• **Supplied data**
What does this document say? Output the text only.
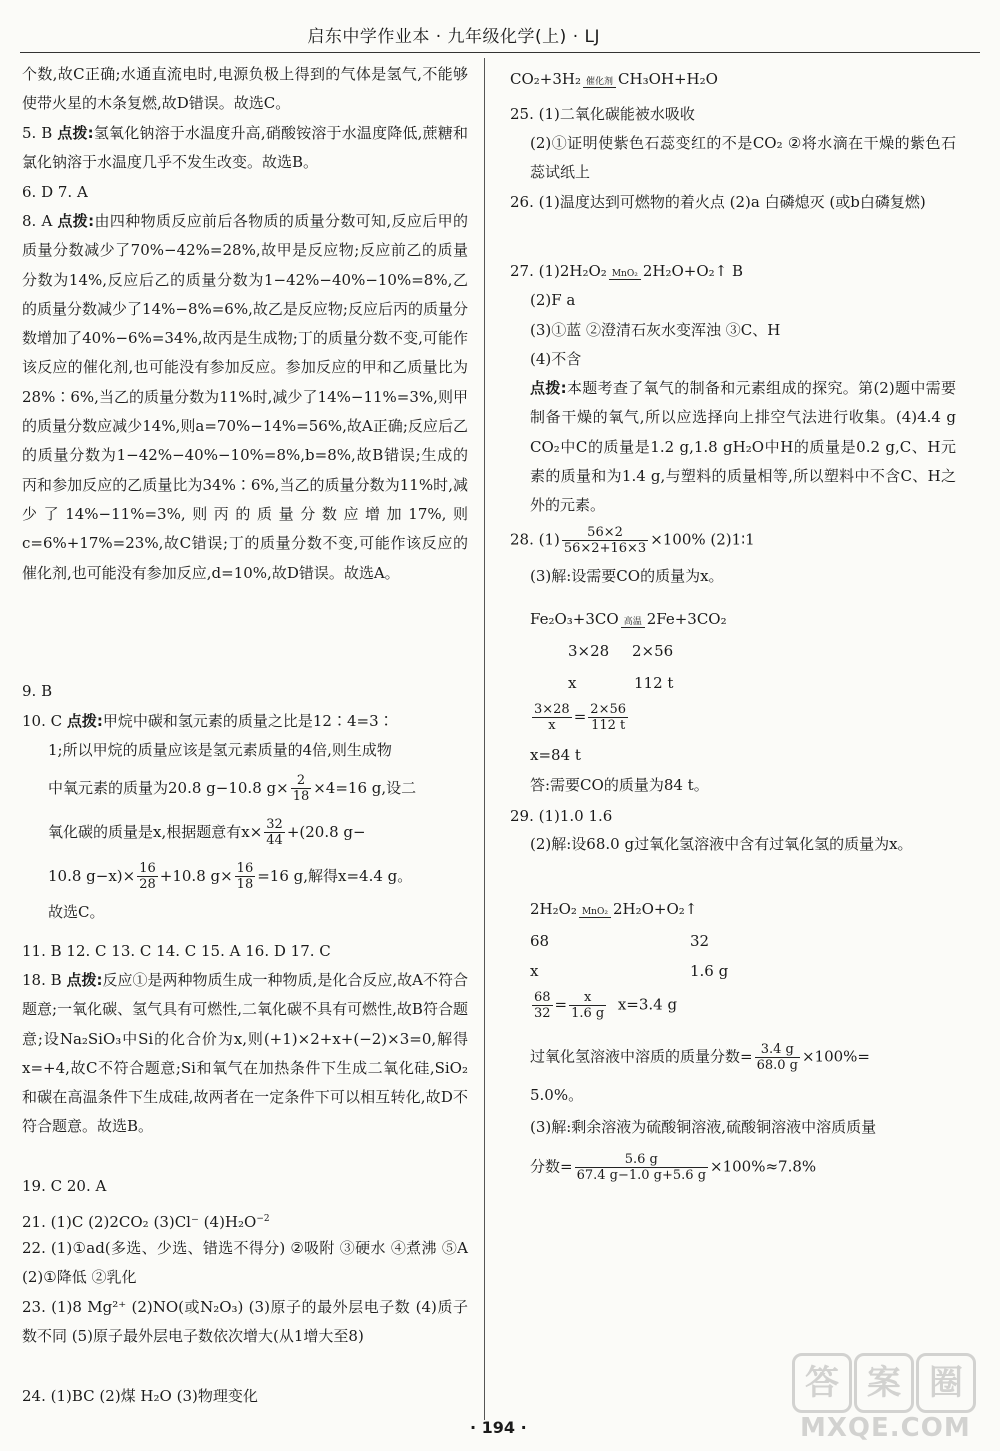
启东中学作业本 · 九年级化学(上) · LJ

个数,故C正确;水通直流电时,电源负极上得到的气体是氢气,不能够使带火星的木条复燃,故D错误。故选C。

5. B 点拨:氢氧化钠溶于水温度升高,硝酸铵溶于水温度降低,蔗糖和氯化钠溶于水温度几乎不发生改变。故选B。

6. D 7. A

8. A 点拨:由四种物质反应前后各物质的质量分数可知,反应后甲的质量分数减少了70%−42%=28%,故甲是反应物;反应前乙的质量分数为14%,反应后乙的质量分数为1−42%−40%−10%=8%,乙的质量分数减少了14%−8%=6%,故乙是反应物;反应后丙的质量分数增加了40%−6%=34%,故丙是生成物;丁的质量分数不变,可能作该反应的催化剂,也可能没有参加反应。参加反应的甲和乙质量比为28%∶6%,当乙的质量分数为11%时,减少了14%−11%=3%,则甲的质量分数应减少14%,则a=70%−14%=56%,故A正确;反应后乙的质量分数为1−42%−40%−10%=8%,b=8%,故B错误;生成的丙和参加反应的乙质量比为34%∶6%,当乙的质量分数为11%时,减少了14%−11%=3%,则丙的质量分数应增加17%,则c=6%+17%=23%,故C错误;丁的质量分数不变,可能作该反应的催化剂,也可能没有参加反应,d=10%,故D错误。故选A。

9. B

10. C 点拨:甲烷中碳和氢元素的质量之比是12∶4=3∶
1;所以甲烷的质量应该是氢元素质量的4倍,则生成物
中氧元素的质量为20.8 g−10.8 $g\times \frac{2}{18} \times 4=16$ g,设二
氧化碳的质量是x,根据题意有$x\times \frac{32}{44} +(20.8$ g−
10.8 $g-x)\times \frac{16}{28} +10.8$ $g\times \frac{16}{18} =16$ g,解得x=4.4 g。
故选C。

11. B 12. C 13. C 14. C 15. A 16. D 17. C

18. B 点拨:反应①是两种物质生成一种物质,是化合反应,故A不符合题意;一氧化碳、氢气具有可燃性,二氧化碳不具有可燃性,故B符合题意;设Na₂SiO₃中Si的化合价为x,则(+1)×2+x+(−2)×3=0,解得x=+4,故C不符合题意;Si和氧气在加热条件下生成二氧化硅,SiO₂和碳在高温条件下生成硅,故两者在一定条件下可以相互转化,故D不符合题意。故选B。

19. C 20. A

21. (1)C (2)2CO₂ (3)Cl⁻ $(4)H_2O^{-2}$

22. (1)①ad(多选、少选、错选不得分) ②吸附 ③硬水 ④煮沸 ⑤A (2)①降低 ②乳化

23. (1)8 Mg²⁺ (2)NO(或N₂O₃) (3)原子的最外层电子数 (4)质子数不同 (5)原子最外层电子数依次增大(从1增大至8)

24. (1)BC (2)煤 H₂O (3)物理变化

CO₂+3H₂ 催化剂 CH₃OH+H₂O

25. (1)二氧化碳能被水吸收

(2)①证明使紫色石蕊变红的不是CO₂ ②将水滴在干燥的紫色石蕊试纸上

26. (1)温度达到可燃物的着火点 (2)a 白磷熄灭 (或b白磷复燃)

27. (1)2H₂O₂ MnO₂ 2H₂O+O₂↑ B

(2)F a

(3)①蓝 ②澄清石灰水变浑浊 ③C、H

(4)不含

点拨:本题考查了氧气的制备和元素组成的探究。第(2)题中需要制备干燥的氧气,所以应选择向上排空气法进行收集。(4)4.4 g CO₂中C的质量是1.2 g,1.8 gH₂O中H的质量是0.2 g,C、H元素的质量和为1.4 g,与塑料的质量相等,所以塑料中不含C、H之外的元素。

28. $(1) \frac{56\times 2}{56\times 2+16\times 3} \times 100\%$ (2)1∶1
(3)解:设需要CO的质量为x。
Fe₂O₃+3CO 高温 2Fe+3CO₂
3×28 2×56
x	112 t
$\frac{3\times 28}{x} = \frac{2\times 56}{112 t}$
x=84 t
答:需要CO的质量为84 t。
29. (1)1.0 1.6

(2)解:设68.0 g过氧化氢溶液中含有过氧化氢的质量为x。

2H₂O₂ MnO₂ 2H₂O+O₂↑
68	32
x	1.6 g
$\frac{68}{32} = \frac{x}{1.6 g} x=3.4$ g
过氧化氢溶液中溶质的质量分数= $\frac{3.4 g}{68.0 g} \times 100\%=$
5.0%。
(3)解:剩余溶液为硫酸铜溶液,硫酸铜溶液中溶质质量
分数= $\frac{5.6 g}{67.4 g-1.0 g+5.6 g} \times 100\%\approx 7.8\%$
· 194 ·
答 案 圈
MXQE.COM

• **Description of the task**
Gather up every line in the data above that contains the word "MnO₂", copying each one.

• **Exercise answer**
27. (1)2H₂O₂ MnO₂ 2H₂O+O₂↑ B
2H₂O₂ MnO₂ 2H₂O+O₂↑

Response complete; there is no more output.